[Source records]
────────────────
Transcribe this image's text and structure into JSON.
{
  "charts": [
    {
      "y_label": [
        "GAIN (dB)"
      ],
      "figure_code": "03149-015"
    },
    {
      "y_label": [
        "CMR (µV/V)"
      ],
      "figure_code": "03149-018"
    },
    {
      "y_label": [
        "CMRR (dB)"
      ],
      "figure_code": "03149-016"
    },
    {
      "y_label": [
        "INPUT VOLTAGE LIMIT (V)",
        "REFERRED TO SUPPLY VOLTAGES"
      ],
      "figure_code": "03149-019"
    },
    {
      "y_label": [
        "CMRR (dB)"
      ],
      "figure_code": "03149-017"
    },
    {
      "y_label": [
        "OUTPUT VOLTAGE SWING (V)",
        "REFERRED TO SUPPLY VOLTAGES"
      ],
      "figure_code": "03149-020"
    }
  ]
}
────────────────
Write out the entries above once more, without altering anything.

Transcribe this image's text and structure into JSON.
{
  "charts": [
    {
      "y_label": [
        "GAIN (dB)"
      ],
      "figure_code": "03149-015"
    },
    {
      "y_label": [
        "CMR (µV/V)"
      ],
      "figure_code": "03149-018"
    },
    {
      "y_label": [
        "CMRR (dB)"
      ],
      "figure_code": "03149-016"
    },
    {
      "y_label": [
        "INPUT VOLTAGE LIMIT (V)",
        "REFERRED TO SUPPLY VOLTAGES"
      ],
      "figure_code": "03149-019"
    },
    {
      "y_label": [
        "CMRR (dB)"
      ],
      "figure_code": "03149-017"
    },
    {
      "y_label": [
        "OUTPUT VOLTAGE SWING (V)",
        "REFERRED TO SUPPLY VOLTAGES"
      ],
      "figure_code": "03149-020"
    }
  ]
}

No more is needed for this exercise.